**TASK STATEMENT:**
Please copy every line of the items below word for word.
## Begin DATA PROVIDED
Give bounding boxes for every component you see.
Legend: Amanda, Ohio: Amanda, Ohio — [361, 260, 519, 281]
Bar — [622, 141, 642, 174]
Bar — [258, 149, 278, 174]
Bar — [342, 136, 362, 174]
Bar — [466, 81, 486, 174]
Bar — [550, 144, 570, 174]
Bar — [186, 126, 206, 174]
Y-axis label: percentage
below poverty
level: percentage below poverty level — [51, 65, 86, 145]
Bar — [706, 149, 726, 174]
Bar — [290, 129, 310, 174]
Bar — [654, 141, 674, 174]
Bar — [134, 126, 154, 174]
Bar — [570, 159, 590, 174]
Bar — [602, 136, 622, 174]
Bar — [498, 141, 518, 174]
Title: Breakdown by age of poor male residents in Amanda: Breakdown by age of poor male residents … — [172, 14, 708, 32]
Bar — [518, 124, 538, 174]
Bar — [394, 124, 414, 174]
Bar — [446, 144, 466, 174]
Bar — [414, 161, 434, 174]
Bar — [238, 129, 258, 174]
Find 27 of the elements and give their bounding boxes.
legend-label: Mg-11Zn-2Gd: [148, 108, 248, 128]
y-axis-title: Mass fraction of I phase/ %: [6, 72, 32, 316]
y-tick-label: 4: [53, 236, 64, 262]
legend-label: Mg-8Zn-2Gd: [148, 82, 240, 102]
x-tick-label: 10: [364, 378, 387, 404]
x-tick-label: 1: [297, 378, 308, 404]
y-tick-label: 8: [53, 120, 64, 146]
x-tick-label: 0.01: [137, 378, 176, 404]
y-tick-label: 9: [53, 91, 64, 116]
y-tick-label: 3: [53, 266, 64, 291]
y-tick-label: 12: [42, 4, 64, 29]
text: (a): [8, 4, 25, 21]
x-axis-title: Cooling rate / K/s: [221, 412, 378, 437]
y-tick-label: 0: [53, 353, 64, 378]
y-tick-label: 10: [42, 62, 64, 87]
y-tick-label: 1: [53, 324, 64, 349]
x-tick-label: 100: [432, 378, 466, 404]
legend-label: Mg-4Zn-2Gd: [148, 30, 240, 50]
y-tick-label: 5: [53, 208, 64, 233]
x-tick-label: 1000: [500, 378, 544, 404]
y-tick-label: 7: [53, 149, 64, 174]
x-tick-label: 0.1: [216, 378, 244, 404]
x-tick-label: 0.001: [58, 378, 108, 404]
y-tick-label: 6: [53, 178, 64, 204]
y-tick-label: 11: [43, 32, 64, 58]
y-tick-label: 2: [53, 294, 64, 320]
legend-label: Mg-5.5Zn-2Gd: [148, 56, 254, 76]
## End DATA PROVIDED
**COMPLETED TASK:**
Give bounding boxes for every component you see.
Legend: Amanda, Ohio: Amanda, Ohio — [361, 260, 519, 281]
Bar — [622, 141, 642, 174]
Bar — [258, 149, 278, 174]
Bar — [342, 136, 362, 174]
Bar — [466, 81, 486, 174]
Bar — [550, 144, 570, 174]
Bar — [186, 126, 206, 174]
Y-axis label: percentage
below poverty
level: percentage below poverty level — [51, 65, 86, 145]
Bar — [706, 149, 726, 174]
Bar — [290, 129, 310, 174]
Bar — [654, 141, 674, 174]
Bar — [134, 126, 154, 174]
Bar — [570, 159, 590, 174]
Bar — [602, 136, 622, 174]
Bar — [498, 141, 518, 174]
Title: Breakdown by age of poor male residents in Amanda: Breakdown by age of poor male residents … — [172, 14, 708, 32]
Bar — [518, 124, 538, 174]
Bar — [394, 124, 414, 174]
Bar — [446, 144, 466, 174]
Bar — [414, 161, 434, 174]
Bar — [238, 129, 258, 174]
Find 27 of the elements and give their bounding boxes.
legend-label: Mg-11Zn-2Gd: [148, 108, 248, 128]
y-axis-title: Mass fraction of I phase/ %: [6, 72, 32, 316]
y-tick-label: 4: [53, 236, 64, 262]
legend-label: Mg-8Zn-2Gd: [148, 82, 240, 102]
x-tick-label: 10: [364, 378, 387, 404]
x-tick-label: 1: [297, 378, 308, 404]
y-tick-label: 8: [53, 120, 64, 146]
x-tick-label: 0.01: [137, 378, 176, 404]
y-tick-label: 9: [53, 91, 64, 116]
y-tick-label: 3: [53, 266, 64, 291]
y-tick-label: 12: [42, 4, 64, 29]
text: (a): [8, 4, 25, 21]
x-axis-title: Cooling rate / K/s: [221, 412, 378, 437]
y-tick-label: 0: [53, 353, 64, 378]
y-tick-label: 10: [42, 62, 64, 87]
y-tick-label: 1: [53, 324, 64, 349]
x-tick-label: 100: [432, 378, 466, 404]
legend-label: Mg-4Zn-2Gd: [148, 30, 240, 50]
y-tick-label: 5: [53, 208, 64, 233]
x-tick-label: 1000: [500, 378, 544, 404]
y-tick-label: 7: [53, 149, 64, 174]
x-tick-label: 0.1: [216, 378, 244, 404]
x-tick-label: 0.001: [58, 378, 108, 404]
y-tick-label: 6: [53, 178, 64, 204]
y-tick-label: 11: [43, 32, 64, 58]
y-tick-label: 2: [53, 294, 64, 320]
legend-label: Mg-5.5Zn-2Gd: [148, 56, 254, 76]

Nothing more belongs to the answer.